# Random forest

(Redirected from Random naive Bayes)

Random forests are an ensemble learning method for classification (and regression) that operate by constructing a multitude of decision trees at training time and outputting the class that is the mode of the classes output by individual trees. The algorithm for inducing a random forest was developed by Leo Breiman[1] and Adele Cutler,[2] and "Random Forests" is their trademark. The term came from random decision forests that was first proposed by Tin Kam Ho of Bell Labs in 1995. The method combines Breiman's "bagging" idea and the random selection of features, introduced independently by Ho[3][4] and Amit and Geman[5] in order to construct a collection of decision trees with controlled variance.

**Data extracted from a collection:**
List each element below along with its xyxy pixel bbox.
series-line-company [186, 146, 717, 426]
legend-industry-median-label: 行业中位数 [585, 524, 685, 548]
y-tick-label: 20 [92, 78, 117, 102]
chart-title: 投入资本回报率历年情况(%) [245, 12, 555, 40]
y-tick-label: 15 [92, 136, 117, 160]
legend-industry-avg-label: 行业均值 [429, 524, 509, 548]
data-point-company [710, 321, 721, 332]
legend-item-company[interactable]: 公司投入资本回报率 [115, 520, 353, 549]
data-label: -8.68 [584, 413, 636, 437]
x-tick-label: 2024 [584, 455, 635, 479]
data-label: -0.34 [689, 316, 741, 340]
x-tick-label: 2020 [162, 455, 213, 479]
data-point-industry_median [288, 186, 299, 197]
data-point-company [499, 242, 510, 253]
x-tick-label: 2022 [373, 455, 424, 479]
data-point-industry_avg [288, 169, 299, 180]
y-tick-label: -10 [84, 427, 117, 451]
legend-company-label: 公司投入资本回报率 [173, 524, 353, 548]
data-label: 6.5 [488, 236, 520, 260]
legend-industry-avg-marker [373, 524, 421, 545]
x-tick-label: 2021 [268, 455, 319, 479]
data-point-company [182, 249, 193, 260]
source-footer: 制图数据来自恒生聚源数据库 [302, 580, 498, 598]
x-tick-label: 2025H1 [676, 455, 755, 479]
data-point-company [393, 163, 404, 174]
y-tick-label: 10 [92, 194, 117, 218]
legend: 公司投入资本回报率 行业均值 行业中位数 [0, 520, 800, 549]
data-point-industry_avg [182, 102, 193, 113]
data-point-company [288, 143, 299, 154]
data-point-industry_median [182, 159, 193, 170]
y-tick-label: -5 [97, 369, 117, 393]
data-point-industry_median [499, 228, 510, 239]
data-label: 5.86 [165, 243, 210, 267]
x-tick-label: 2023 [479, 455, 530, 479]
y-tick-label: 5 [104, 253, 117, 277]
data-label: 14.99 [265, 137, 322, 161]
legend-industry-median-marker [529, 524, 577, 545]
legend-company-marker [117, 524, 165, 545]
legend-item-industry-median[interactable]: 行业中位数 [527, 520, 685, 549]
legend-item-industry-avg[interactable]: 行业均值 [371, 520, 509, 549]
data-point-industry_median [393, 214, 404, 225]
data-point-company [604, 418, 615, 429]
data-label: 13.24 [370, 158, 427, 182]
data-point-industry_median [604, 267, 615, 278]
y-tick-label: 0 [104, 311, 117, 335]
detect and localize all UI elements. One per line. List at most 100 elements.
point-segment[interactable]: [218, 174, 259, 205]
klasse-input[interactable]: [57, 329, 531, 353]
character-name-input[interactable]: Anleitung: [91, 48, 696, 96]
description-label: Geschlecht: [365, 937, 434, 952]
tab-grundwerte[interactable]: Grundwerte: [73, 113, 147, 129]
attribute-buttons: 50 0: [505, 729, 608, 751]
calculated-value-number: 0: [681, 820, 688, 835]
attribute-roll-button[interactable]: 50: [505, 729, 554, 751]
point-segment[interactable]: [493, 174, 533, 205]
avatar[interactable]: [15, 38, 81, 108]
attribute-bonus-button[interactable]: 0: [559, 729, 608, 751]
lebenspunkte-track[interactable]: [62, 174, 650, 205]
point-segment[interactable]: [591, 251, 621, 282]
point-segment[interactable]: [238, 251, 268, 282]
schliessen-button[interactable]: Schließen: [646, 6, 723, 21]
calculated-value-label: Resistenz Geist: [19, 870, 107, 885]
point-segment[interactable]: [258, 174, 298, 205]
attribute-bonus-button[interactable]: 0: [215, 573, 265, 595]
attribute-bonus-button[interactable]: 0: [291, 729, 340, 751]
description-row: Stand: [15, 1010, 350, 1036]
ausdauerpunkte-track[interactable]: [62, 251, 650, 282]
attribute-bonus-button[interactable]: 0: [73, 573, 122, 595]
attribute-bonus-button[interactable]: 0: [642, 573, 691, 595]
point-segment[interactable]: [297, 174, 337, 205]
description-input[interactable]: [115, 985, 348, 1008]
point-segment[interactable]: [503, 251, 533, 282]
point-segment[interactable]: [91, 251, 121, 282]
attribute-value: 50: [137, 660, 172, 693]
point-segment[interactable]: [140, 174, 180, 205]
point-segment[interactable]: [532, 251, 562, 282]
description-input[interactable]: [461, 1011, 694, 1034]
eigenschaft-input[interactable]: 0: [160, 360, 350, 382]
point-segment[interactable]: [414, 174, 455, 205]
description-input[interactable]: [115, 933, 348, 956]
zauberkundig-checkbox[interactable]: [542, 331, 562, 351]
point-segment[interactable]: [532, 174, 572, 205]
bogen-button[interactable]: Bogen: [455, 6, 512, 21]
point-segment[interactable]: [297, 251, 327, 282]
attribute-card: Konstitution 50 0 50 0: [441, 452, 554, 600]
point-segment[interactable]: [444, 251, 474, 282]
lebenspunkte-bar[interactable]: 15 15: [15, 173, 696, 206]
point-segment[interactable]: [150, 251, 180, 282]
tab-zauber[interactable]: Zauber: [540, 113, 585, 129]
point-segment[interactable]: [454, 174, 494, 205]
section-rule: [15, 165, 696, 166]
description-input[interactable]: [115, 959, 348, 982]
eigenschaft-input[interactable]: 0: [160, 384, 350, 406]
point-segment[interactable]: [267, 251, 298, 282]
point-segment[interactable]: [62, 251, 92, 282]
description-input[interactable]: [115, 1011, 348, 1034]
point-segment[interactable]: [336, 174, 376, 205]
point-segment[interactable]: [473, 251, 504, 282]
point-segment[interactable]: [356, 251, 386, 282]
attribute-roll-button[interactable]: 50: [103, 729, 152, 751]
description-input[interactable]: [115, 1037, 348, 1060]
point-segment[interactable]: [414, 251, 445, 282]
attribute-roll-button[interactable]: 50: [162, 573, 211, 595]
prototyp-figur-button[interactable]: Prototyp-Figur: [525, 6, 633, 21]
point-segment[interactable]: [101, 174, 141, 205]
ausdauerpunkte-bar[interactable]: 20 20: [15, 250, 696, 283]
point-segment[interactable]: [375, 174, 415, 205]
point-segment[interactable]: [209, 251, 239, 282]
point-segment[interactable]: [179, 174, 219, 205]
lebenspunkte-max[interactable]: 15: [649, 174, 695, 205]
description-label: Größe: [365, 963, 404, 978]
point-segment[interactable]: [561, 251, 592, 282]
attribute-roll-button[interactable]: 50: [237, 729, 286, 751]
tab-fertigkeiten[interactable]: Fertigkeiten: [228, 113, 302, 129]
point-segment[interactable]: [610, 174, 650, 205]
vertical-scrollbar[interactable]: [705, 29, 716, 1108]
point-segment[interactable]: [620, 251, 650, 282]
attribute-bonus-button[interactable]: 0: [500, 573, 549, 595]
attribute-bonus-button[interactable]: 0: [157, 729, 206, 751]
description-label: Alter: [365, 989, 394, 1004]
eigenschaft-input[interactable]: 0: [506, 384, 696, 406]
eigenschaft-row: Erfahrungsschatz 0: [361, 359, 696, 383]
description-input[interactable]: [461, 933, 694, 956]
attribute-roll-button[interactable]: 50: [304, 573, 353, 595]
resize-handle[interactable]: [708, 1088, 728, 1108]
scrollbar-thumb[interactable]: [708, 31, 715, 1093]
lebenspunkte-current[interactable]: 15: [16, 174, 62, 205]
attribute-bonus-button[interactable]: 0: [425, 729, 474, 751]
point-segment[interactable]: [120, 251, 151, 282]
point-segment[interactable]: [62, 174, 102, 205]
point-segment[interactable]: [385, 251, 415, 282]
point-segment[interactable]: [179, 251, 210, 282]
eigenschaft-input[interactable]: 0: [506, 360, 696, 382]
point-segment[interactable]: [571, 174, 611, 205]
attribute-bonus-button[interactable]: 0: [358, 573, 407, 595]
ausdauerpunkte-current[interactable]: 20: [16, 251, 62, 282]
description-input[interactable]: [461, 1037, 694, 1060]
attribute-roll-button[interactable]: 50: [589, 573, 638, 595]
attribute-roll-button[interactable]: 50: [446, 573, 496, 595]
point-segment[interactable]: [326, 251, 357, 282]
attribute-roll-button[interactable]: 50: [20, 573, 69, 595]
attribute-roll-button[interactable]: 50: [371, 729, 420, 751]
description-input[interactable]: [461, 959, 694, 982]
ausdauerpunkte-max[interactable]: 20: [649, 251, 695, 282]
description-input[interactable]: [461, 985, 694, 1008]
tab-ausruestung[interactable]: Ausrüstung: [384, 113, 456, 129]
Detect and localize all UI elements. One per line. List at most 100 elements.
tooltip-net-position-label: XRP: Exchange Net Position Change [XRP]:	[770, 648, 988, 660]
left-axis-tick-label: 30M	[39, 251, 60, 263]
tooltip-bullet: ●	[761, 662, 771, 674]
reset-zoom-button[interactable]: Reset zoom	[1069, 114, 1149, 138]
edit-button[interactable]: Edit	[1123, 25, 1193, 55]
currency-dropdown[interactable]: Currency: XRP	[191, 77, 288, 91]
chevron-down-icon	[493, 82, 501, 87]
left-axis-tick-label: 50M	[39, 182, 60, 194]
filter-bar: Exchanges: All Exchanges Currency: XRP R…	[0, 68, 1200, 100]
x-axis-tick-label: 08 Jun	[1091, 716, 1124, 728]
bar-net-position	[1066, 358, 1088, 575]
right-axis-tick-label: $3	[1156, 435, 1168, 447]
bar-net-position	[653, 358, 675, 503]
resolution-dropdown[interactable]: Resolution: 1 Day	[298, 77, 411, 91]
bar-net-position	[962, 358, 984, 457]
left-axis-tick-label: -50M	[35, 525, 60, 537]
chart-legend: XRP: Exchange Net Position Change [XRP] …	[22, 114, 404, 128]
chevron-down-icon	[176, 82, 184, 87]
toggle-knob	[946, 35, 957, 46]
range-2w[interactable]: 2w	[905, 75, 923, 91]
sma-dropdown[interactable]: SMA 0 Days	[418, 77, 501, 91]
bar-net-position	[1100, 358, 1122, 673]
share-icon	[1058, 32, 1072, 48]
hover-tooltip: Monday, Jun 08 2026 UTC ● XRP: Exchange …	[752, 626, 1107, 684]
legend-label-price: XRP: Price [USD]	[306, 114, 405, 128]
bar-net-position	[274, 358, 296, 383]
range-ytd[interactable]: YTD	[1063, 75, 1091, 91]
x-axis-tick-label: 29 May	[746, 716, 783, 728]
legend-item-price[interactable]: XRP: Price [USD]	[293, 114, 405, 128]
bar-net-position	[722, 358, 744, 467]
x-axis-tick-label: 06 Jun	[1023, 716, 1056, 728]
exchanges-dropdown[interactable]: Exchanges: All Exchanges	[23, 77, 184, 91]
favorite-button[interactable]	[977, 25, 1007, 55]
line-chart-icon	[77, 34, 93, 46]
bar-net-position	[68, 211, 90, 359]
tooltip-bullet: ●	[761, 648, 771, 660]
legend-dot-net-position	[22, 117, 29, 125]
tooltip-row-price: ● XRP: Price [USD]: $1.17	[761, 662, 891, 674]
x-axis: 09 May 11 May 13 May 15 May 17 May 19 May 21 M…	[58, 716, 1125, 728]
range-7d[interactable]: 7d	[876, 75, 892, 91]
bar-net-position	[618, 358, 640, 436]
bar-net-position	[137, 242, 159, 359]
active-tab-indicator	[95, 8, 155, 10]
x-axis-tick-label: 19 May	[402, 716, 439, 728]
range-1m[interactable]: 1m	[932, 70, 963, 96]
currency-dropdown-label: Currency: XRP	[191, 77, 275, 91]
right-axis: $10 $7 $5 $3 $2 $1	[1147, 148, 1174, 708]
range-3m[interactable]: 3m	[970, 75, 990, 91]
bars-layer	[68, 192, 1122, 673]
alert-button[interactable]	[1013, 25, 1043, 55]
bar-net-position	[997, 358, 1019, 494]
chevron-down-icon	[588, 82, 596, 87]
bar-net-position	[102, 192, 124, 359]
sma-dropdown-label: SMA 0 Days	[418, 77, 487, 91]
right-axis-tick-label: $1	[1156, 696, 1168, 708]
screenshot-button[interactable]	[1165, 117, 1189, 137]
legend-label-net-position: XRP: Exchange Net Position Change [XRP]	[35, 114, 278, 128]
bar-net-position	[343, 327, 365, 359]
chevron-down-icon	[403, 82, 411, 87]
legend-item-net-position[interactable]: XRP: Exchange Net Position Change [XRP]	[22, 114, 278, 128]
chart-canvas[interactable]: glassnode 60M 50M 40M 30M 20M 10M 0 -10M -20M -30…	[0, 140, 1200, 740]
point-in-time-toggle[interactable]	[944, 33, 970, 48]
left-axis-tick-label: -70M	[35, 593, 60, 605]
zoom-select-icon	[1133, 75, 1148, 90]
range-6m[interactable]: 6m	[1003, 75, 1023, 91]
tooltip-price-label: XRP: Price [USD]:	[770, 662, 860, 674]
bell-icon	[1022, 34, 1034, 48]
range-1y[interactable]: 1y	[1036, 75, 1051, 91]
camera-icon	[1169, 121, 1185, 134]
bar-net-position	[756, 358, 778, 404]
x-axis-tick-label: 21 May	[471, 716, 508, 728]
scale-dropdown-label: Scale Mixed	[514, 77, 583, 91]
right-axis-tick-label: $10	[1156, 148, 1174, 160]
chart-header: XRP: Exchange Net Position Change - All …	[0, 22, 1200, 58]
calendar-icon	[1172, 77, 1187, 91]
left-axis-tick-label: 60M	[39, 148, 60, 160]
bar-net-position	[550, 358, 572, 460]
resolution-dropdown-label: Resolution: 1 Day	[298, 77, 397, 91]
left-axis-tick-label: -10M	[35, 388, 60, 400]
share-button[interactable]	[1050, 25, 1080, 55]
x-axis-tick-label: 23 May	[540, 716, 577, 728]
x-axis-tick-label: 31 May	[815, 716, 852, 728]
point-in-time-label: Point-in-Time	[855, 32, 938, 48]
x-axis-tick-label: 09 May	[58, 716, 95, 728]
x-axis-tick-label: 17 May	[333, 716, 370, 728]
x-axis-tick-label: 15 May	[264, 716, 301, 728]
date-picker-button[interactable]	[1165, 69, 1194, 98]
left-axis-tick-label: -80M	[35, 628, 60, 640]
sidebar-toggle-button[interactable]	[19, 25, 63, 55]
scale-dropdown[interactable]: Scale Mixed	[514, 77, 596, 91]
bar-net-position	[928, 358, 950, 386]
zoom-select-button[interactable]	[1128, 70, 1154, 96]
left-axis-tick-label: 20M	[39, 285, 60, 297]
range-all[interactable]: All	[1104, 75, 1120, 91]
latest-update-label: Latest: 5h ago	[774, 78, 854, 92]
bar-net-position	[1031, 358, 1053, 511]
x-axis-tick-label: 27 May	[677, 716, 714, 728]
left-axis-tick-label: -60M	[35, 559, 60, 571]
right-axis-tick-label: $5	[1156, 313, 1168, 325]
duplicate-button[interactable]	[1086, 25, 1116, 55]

**Stated problem:** Quote the part of the random forest text that opens with the words containing "# Random forest" and closes with "with controlled variance.". These records play no part in what comes next.

**Exercise solution:**
# Random forest

(Redirected from Random naive Bayes)

Random forests are an ensemble learning method for classification (and regression) that operate by constructing a multitude of decision trees at training time and outputting the class that is the mode of the classes output by individual trees. The algorithm for inducing a random forest was developed by Leo Breiman[1] and Adele Cutler,[2] and "Random Forests" is their trademark. The term came from random decision forests that was first proposed by Tin Kam Ho of Bell Labs in 1995. The method combines Breiman's "bagging" idea and the random selection of features, introduced independently by Ho[3][4] and Amit and Geman[5] in order to construct a collection of decision trees with controlled variance.